• **EXERCISE MATERIAL**
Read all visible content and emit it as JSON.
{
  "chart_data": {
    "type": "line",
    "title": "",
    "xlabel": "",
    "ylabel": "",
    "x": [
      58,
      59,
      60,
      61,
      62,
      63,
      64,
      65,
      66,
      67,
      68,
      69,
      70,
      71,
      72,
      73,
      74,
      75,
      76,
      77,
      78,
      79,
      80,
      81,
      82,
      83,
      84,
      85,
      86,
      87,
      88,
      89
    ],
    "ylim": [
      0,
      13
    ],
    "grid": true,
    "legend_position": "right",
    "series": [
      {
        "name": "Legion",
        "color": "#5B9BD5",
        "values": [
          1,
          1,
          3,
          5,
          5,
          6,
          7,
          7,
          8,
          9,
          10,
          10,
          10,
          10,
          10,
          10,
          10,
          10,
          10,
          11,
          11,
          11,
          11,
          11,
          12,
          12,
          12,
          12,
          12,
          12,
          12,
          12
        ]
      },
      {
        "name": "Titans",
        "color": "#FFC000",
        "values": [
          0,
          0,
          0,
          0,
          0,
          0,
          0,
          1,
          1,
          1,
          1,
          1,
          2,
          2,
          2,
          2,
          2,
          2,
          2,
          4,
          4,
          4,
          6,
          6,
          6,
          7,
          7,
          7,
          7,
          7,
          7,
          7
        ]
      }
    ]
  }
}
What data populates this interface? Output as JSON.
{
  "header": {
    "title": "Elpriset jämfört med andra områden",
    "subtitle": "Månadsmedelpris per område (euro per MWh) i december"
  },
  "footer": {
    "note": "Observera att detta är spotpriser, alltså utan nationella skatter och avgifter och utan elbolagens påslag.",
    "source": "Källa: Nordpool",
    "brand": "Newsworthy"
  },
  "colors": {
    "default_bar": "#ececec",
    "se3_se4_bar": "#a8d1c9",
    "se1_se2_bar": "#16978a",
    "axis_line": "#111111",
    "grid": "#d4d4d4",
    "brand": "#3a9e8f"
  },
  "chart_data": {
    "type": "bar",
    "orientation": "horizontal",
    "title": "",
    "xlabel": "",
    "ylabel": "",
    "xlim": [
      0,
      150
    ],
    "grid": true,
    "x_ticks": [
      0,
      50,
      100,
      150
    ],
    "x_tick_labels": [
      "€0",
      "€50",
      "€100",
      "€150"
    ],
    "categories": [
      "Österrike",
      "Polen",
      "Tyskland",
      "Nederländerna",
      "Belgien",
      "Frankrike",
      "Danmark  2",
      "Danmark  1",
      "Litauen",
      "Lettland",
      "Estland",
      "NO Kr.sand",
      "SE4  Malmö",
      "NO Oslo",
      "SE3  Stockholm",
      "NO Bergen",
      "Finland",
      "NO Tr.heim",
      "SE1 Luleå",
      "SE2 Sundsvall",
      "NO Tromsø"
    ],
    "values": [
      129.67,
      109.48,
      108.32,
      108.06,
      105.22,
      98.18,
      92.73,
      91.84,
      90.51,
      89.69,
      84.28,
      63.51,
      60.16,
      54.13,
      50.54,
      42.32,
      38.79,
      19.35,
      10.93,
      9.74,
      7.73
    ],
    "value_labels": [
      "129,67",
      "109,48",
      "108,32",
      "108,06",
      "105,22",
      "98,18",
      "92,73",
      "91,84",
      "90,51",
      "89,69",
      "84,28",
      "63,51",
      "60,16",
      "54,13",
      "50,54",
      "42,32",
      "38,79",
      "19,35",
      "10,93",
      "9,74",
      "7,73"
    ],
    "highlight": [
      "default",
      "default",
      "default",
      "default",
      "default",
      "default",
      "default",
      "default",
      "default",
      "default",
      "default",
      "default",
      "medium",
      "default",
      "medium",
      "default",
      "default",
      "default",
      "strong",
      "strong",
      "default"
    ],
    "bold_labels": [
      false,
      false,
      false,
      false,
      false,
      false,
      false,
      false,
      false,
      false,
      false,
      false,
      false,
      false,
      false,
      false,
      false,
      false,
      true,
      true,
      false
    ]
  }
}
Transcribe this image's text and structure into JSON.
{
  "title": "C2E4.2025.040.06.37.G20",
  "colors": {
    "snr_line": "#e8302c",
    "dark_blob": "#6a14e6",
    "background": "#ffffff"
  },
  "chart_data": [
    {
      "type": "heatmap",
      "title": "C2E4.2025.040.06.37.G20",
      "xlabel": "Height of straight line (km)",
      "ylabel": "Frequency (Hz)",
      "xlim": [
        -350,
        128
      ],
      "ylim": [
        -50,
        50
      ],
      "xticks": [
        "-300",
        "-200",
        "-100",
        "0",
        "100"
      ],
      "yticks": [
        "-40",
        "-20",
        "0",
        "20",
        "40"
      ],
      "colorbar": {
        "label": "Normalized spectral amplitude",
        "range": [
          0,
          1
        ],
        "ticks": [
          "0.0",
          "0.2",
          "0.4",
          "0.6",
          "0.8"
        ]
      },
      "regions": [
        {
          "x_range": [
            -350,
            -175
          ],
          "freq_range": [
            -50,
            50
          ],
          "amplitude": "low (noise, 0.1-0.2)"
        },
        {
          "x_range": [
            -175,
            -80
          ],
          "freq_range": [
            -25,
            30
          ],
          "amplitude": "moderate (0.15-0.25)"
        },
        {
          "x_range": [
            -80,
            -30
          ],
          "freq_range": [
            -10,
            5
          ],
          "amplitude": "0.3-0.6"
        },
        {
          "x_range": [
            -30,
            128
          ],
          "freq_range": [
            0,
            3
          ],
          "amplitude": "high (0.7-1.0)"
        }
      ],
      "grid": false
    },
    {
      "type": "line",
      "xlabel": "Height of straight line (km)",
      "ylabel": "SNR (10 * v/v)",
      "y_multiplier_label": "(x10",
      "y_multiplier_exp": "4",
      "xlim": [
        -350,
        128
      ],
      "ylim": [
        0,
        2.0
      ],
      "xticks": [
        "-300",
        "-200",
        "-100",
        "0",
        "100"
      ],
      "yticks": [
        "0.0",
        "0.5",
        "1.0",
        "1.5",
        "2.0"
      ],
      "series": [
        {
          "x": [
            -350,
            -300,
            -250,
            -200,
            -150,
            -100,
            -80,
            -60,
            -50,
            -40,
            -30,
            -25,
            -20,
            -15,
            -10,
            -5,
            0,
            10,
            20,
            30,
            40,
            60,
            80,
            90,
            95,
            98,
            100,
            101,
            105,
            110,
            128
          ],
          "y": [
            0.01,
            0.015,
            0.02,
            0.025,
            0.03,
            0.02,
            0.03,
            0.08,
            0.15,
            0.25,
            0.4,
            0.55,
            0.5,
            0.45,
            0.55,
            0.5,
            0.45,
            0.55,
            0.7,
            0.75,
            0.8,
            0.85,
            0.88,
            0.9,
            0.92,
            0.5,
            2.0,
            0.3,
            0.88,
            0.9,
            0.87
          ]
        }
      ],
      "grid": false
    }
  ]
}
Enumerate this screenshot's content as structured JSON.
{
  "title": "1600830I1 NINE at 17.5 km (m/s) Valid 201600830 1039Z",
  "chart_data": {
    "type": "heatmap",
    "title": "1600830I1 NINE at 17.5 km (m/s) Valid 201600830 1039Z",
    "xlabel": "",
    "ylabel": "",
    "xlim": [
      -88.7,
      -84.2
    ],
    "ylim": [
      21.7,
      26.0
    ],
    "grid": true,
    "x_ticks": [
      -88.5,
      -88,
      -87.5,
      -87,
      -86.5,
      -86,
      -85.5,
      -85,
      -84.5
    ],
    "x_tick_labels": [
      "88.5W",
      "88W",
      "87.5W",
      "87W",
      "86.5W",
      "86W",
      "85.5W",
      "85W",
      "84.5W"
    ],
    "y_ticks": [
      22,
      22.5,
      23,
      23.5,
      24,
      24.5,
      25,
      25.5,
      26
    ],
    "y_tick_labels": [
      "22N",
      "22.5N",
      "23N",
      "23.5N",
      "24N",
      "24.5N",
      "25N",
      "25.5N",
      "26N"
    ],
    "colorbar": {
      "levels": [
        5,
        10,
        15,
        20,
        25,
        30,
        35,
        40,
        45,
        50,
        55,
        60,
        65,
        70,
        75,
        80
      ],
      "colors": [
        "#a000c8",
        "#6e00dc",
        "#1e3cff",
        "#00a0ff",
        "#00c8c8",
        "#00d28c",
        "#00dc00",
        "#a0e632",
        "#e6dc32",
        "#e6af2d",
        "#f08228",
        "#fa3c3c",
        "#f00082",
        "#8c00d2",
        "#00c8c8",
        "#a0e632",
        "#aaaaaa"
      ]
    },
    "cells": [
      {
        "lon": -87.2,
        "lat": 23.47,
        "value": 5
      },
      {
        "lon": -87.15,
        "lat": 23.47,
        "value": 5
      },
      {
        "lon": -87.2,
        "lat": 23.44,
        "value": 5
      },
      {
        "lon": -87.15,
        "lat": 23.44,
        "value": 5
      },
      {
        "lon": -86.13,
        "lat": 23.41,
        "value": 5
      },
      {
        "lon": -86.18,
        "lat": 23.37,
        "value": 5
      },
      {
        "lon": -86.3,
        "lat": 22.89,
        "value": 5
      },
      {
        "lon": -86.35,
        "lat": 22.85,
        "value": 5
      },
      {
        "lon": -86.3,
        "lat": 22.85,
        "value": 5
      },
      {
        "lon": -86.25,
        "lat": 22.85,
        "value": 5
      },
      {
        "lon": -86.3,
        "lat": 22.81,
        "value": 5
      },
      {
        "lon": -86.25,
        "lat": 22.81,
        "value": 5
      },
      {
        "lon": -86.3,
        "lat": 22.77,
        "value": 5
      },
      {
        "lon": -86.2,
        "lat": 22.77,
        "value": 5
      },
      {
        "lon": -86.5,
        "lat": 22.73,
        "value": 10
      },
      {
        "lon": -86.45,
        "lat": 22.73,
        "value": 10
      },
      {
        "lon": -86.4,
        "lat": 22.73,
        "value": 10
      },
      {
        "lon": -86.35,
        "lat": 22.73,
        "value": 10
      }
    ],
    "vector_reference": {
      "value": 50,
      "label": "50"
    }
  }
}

• **YOUR INSTRUCTIONS**
Pick out the lines that contain "content" and copy them.

• **TASK ANSWER**
Read all visible content and emit it as JSON.
Enumerate this screenshot's content as structured JSON.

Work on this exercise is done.